Extrait>
++++++++++
Une marche grotesque composée de gens accoûtrés de savates, de tire-pieds, de pieds de bœufs & de bouquets leur a paru digne d'attirer les yeux de la Justice.
Citer une plaisanterie innocente au pied des Tribunaux, & les interroger sur une mascarade, c'est en quelque sorte manquer au respect dû aux Loix, & en avilir la dignité. Si les Demandeurs avoient été bien pénétrés de cette vérité, ils n'auroient point intenté une action aussi ridicule que mal-fondée; & tranquilles sur leurs escabelles, ils ne se seroient point crus deshonorés de voir des hommes se couvrir des ornemens dont ils décorent leurs boutiques; mais il est vraisemblable que le moment de leur vanité étoit venu, & qu'il étoit dit qu'il y auroit quelque chose de nouveau sous le soleil.
FAIT.
Le 31 Juillet 1751, veille de la fête de Saint Pierre-ès-liens, que les maîtres Savetiers ont choisi pour leur Patron, plusieurs Charbonniers du port Saint-Paul & autres ports, du nombre desquels étoient les Appellans, résolurent de se divertir de quelques-uns de leurs Confreres mariés avec de vieilles veuves; & à cet effet, d'aller avec des instrumens leur présenter des bouquets, prétendant que la fête devoit leur être commune avec les Savetiers qui ne travaillent qu'en vieux cuirs.
Cette espece de ressemblance qu'ils avoient cru voir entre leurs amis & ces derniers, leur fournit l'idée d'une marche risible, & propre à laisser entrevoir à ceux qui en étoient le sujet, le prétendu rapport que l'on mettoit entre leur état & celui de la Savaterie.
Ils prirent pour cet effet deux ânes, qu'ils ornerent de tous les outils de la profession. L'aventure de l'âne de Feron avoit trop fait de bruit pour qu'ils l'ignorassent; & comme leur but n'étoit point de nuire, mais de s'amuser, ils eurent soin de choisir les deux plus tranquilles de ces tranquilles animaux. Sûrs qu'ils n'avoient rien à craindre de la sagesse de leur monture, que les femmes de leurs maris n'en recevroient point de plaies profondes, & qu'il ne faudroit point de certificat de Curé ni de voisins, pour justifier de la docilité de leurs Bucéphales, ils ne s'occuperent qu'à les décorer d'une maniere qui répondît à la fête.
Ces deux animaux furent couverts d'un caparaçon fort sale; aux extrémités qui en pendoient sur la croupe, étoient attachés des pieds de bœufs, en forme de glands, il y en avoit de même en guise de pistolets; & sur le caparaçon on avoit cousu de toutes les especes de plus vieilles savattes.
Deux d'entr'eux devoient monter ces ânes avec des habits de caractere & de goût.
L'un des Appellans, nommé Laurent Poussin, acheta à la Friperie une vieille robe, avec veste & culotes noires, toutes en lambeaux, dont il paya 10 sous: il s'en affubla, & mit par-dessus, en forme de cordon, de gauche à droite, un morceau de vieille toile, sur lequel étoient cousues artistement des savattes & tous les outils de ce brillant métier, avec une cocarde au chapeau, & deux alênes en sautoir.
++++++++++
Données>
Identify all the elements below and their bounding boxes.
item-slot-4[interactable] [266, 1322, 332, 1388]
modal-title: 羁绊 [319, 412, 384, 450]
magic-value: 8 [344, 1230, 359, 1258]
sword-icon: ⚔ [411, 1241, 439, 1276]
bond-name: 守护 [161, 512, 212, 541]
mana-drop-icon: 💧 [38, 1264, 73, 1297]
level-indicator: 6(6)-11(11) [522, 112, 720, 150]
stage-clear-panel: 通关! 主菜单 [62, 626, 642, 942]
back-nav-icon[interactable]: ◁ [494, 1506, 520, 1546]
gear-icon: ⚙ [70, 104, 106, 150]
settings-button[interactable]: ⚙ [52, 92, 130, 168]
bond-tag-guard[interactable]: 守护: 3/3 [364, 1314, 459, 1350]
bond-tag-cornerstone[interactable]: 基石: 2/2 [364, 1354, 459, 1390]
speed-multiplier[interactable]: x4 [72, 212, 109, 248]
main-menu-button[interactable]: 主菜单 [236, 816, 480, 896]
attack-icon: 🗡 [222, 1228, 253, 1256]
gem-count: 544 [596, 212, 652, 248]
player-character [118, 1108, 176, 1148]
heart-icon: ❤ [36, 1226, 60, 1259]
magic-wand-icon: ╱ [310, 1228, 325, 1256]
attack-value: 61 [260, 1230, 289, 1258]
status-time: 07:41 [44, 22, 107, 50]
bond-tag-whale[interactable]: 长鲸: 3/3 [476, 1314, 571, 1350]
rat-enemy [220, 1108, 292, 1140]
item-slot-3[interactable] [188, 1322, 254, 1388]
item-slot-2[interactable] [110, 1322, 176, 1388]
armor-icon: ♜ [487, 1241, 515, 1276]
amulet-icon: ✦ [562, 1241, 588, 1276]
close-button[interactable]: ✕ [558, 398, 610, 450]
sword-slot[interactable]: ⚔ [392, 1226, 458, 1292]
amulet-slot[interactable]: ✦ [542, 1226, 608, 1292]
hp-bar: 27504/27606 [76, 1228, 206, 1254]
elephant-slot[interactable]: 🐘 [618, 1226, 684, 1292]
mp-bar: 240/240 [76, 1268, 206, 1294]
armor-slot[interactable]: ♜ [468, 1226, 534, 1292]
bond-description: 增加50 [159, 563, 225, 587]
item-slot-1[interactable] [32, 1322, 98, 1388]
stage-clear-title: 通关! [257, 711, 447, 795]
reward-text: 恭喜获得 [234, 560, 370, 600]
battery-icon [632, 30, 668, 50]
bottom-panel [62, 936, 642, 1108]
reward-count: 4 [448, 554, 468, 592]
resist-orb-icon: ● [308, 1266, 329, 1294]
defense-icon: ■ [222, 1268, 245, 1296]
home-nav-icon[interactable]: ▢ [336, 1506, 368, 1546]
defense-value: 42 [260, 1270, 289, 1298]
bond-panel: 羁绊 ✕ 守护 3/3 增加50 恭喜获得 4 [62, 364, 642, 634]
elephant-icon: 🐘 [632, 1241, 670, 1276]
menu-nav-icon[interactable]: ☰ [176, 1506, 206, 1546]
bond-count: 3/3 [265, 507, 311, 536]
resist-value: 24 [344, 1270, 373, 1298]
++++++++++
Tâches à réaliser>
a – Traduisez en anglais cette phrase de l'extrait sur la mascarade des Charbonniers : « Deux d'entr'eux devoient monter ces ânes avec des habits de caractere & de goût. »
b – Poursuivez l'extrait sur la mascarade des Charbonniers à la suite de sa dernière phrase.
Les lignes n'ont aucun rapport avec l'extrait.

Réponses fournies>
a – Two of them were to ride these donkeys in costumes full of character and taste.

b –
Un autre, nommé Pierre Harny, prit un vieil habit d'Arlequin, parsemé de mêmes instrumens & de vieilles savattes de tous âges & de tout sexe.
Chacun des deux ânes devoit être conduit par deux hommes habillés grotesquement & du même goût, avec une pique à la main, où, au lieu de fer, il y auroit un pied de bœuf: on avoit choisi pour ces fonctions les plus grands de la compagnie, pour qu'ils eussent plus l'air des Heyduques.
Tous ceux qui devoient composer le cortege, devoient avoir des cocardes & des marques caractéristiques de la Savaterie.
Il étoit convenu entre tous, que tous ceux qui paroîtroient gris à cette auguste cérémonie en seroient exclus, ne voulant y admettre que des gens de sens-froid pour éviter noise.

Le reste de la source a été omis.